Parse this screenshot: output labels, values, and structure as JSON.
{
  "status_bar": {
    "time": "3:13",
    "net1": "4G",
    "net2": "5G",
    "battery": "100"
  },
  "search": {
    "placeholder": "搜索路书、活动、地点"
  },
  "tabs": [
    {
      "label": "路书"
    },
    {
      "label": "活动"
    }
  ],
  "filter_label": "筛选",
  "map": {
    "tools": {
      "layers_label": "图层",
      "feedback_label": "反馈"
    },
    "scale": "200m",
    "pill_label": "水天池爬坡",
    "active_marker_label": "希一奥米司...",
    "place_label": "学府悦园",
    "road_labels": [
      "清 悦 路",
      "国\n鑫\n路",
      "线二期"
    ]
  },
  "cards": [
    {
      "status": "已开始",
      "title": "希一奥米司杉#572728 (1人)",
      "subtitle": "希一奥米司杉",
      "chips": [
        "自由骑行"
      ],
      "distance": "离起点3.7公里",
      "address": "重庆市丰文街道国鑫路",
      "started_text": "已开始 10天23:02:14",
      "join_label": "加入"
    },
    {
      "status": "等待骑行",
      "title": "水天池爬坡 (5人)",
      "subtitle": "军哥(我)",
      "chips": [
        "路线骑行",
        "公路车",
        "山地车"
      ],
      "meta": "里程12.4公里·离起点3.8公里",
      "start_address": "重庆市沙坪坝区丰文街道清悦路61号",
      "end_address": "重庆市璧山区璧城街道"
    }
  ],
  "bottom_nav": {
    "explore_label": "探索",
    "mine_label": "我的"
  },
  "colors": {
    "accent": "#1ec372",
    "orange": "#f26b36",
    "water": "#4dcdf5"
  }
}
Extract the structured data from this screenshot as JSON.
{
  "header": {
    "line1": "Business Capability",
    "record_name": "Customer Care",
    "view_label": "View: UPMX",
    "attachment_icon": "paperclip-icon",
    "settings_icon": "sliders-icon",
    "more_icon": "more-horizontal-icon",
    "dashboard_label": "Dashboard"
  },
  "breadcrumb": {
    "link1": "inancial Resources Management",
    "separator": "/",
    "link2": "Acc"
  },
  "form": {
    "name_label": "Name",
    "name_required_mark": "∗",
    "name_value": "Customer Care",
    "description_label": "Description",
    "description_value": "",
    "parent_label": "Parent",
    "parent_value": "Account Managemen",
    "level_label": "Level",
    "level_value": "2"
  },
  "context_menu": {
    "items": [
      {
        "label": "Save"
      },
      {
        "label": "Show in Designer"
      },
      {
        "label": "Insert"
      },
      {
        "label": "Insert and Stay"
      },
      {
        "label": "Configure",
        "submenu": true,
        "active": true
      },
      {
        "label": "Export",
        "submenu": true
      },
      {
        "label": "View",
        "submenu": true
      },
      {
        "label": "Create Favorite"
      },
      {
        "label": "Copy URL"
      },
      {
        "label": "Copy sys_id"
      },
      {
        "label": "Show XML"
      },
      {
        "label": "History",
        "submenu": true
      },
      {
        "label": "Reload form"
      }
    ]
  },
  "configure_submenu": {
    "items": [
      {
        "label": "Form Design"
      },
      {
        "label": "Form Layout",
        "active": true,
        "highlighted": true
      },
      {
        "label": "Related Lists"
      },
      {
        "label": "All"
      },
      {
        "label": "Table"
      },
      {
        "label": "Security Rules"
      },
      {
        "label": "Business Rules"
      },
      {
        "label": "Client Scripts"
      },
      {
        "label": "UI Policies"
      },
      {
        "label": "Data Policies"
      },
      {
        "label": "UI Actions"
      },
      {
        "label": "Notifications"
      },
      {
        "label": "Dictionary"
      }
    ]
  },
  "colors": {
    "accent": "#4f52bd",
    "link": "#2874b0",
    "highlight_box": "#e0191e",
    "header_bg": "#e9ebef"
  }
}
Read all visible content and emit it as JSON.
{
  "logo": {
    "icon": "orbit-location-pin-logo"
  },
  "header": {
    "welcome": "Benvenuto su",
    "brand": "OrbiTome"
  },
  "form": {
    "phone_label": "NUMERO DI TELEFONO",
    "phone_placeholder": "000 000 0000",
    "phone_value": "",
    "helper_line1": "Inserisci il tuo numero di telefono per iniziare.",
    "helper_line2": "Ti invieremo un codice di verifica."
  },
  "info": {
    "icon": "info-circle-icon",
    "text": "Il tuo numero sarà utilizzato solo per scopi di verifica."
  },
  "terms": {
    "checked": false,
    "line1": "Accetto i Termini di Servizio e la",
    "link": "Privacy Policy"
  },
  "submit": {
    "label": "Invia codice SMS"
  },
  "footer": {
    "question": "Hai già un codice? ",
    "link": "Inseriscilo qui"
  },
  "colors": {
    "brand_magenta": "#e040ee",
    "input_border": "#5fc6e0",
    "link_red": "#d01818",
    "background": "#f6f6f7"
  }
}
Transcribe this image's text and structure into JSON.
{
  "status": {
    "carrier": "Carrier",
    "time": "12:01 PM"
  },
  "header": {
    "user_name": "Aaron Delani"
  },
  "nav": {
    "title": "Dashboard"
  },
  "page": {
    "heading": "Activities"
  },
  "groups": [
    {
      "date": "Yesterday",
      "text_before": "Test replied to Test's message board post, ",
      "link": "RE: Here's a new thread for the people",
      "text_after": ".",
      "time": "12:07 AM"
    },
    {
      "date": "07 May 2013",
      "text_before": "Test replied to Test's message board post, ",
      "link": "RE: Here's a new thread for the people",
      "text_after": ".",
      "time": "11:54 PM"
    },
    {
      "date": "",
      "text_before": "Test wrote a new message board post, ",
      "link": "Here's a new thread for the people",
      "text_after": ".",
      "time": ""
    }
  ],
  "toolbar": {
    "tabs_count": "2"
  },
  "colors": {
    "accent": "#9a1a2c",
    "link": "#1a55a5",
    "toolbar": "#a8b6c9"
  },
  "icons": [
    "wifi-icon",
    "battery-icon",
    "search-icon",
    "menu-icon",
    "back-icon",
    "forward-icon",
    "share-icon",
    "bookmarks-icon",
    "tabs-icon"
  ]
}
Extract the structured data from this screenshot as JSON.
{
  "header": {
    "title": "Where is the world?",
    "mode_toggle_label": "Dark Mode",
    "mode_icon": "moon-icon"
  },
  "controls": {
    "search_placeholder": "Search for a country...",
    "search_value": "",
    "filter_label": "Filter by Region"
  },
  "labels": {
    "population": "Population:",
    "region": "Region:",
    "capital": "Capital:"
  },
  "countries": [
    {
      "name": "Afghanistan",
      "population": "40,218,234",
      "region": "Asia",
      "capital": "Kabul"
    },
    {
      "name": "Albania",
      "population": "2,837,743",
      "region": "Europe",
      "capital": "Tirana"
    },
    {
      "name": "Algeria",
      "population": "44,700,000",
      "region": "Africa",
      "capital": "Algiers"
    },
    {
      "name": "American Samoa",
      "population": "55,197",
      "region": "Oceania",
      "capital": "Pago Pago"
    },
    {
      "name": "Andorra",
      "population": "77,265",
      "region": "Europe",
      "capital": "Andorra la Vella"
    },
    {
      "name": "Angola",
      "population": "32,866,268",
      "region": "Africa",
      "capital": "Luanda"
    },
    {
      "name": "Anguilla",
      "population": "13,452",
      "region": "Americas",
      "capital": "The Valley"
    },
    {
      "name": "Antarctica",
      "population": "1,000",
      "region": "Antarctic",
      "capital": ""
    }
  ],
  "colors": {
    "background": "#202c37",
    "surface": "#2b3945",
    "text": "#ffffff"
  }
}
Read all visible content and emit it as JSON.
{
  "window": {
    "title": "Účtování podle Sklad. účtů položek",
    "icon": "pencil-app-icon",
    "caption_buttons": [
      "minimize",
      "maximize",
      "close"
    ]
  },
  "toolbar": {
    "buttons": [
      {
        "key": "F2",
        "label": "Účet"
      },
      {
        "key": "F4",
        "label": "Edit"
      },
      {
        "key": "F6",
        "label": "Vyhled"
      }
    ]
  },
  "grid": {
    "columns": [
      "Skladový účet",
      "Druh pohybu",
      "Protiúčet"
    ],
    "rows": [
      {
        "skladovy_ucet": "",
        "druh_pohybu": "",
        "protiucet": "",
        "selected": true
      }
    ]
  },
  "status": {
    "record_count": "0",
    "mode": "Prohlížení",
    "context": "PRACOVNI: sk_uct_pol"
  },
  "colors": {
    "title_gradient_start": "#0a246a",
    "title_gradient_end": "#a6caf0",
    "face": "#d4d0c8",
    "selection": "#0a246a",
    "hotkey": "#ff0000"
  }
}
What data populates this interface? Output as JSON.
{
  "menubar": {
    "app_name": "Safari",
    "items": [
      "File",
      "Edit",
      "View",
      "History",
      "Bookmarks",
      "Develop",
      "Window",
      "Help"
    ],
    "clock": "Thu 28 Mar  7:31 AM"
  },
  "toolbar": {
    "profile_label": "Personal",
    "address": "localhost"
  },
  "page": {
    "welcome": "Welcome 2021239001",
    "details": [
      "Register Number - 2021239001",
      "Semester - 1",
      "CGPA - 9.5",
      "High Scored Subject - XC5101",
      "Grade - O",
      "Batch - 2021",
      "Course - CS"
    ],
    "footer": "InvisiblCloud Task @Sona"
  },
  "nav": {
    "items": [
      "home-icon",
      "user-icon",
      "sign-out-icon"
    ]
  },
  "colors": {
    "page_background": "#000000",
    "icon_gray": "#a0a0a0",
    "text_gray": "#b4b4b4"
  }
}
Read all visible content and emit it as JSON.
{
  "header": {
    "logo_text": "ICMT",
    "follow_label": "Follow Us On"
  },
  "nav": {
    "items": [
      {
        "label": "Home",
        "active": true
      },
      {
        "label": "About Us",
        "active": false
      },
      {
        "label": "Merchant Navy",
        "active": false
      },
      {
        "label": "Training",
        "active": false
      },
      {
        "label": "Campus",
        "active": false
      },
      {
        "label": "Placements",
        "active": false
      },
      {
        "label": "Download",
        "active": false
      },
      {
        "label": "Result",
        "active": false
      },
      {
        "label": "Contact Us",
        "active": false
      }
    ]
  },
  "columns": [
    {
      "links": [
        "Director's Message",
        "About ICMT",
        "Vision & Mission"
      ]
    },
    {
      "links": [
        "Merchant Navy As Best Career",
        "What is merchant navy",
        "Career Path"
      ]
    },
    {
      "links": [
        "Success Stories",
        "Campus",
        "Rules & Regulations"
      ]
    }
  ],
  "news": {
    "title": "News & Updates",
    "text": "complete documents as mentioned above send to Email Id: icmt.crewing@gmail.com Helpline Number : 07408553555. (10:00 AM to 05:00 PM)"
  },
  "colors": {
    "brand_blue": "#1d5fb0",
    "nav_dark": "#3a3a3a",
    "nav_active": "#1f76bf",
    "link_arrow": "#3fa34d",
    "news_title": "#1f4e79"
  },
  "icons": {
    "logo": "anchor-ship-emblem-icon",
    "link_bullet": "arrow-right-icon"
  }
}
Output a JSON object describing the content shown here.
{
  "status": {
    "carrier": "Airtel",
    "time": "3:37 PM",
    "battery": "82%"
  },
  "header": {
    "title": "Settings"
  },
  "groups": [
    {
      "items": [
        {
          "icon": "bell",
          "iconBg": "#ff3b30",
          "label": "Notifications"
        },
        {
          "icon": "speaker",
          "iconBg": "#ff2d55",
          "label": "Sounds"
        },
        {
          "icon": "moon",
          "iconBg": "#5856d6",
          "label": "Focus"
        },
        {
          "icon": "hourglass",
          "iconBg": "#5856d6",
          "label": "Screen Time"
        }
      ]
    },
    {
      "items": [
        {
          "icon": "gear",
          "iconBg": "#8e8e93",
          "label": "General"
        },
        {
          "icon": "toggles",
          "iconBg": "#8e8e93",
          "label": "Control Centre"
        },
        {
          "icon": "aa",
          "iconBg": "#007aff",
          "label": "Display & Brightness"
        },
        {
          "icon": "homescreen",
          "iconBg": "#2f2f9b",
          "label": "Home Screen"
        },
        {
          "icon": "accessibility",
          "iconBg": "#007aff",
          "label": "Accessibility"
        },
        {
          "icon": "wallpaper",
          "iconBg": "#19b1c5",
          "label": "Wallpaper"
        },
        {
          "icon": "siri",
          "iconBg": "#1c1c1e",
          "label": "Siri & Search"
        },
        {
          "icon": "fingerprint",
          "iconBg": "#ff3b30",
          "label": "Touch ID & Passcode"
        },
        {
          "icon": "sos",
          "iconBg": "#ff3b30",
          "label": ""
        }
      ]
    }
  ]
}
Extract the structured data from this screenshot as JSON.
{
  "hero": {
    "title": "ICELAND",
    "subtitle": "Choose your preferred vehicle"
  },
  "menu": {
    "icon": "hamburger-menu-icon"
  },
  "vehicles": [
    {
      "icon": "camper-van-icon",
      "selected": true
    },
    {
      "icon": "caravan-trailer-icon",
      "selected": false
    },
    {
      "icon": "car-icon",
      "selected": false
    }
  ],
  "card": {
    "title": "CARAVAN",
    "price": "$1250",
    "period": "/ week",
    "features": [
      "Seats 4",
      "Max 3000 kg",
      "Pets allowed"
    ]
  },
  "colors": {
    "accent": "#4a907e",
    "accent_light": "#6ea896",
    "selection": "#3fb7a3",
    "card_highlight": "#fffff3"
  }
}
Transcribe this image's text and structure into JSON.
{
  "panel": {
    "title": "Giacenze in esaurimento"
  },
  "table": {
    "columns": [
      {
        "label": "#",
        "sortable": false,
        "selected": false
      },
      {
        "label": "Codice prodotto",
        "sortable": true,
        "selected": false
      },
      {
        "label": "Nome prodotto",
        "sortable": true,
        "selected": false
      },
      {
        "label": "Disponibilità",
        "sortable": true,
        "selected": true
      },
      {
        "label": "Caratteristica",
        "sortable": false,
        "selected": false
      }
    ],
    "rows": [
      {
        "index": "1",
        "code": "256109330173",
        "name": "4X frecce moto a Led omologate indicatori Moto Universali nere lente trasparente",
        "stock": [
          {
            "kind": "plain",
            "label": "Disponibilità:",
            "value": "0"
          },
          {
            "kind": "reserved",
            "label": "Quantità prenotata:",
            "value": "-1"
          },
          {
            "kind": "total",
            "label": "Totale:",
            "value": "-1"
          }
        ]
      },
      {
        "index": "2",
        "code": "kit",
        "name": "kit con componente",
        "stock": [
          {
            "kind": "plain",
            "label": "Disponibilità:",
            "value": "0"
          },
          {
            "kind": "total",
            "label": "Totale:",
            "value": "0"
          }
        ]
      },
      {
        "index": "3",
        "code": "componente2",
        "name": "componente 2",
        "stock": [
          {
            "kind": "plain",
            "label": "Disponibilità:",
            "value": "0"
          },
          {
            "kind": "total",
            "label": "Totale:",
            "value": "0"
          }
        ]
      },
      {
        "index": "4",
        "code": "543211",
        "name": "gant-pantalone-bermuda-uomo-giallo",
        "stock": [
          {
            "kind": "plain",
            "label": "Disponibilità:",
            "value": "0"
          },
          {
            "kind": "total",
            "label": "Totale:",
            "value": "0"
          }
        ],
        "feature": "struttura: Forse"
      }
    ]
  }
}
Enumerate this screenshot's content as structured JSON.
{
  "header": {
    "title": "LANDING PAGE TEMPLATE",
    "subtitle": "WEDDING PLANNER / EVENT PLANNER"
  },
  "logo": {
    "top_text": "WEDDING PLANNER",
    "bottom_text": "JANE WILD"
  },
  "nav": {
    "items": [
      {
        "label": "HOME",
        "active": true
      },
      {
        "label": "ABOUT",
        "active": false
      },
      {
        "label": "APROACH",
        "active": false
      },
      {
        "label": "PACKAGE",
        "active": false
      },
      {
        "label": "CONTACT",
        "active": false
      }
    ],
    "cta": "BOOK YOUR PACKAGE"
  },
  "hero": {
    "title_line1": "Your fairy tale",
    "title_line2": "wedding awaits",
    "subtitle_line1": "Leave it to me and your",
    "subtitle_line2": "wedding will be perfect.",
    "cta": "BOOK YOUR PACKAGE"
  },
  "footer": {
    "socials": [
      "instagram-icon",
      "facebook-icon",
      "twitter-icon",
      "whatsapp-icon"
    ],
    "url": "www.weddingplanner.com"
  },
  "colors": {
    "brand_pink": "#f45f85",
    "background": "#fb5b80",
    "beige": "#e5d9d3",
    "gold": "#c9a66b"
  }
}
=====
__WHAT IS EXPECTED__. What is the number of lines in the listing that contain the string "Career"? Reply with that number alone.

__ANSWER FOR THIS EXERCISE__. 2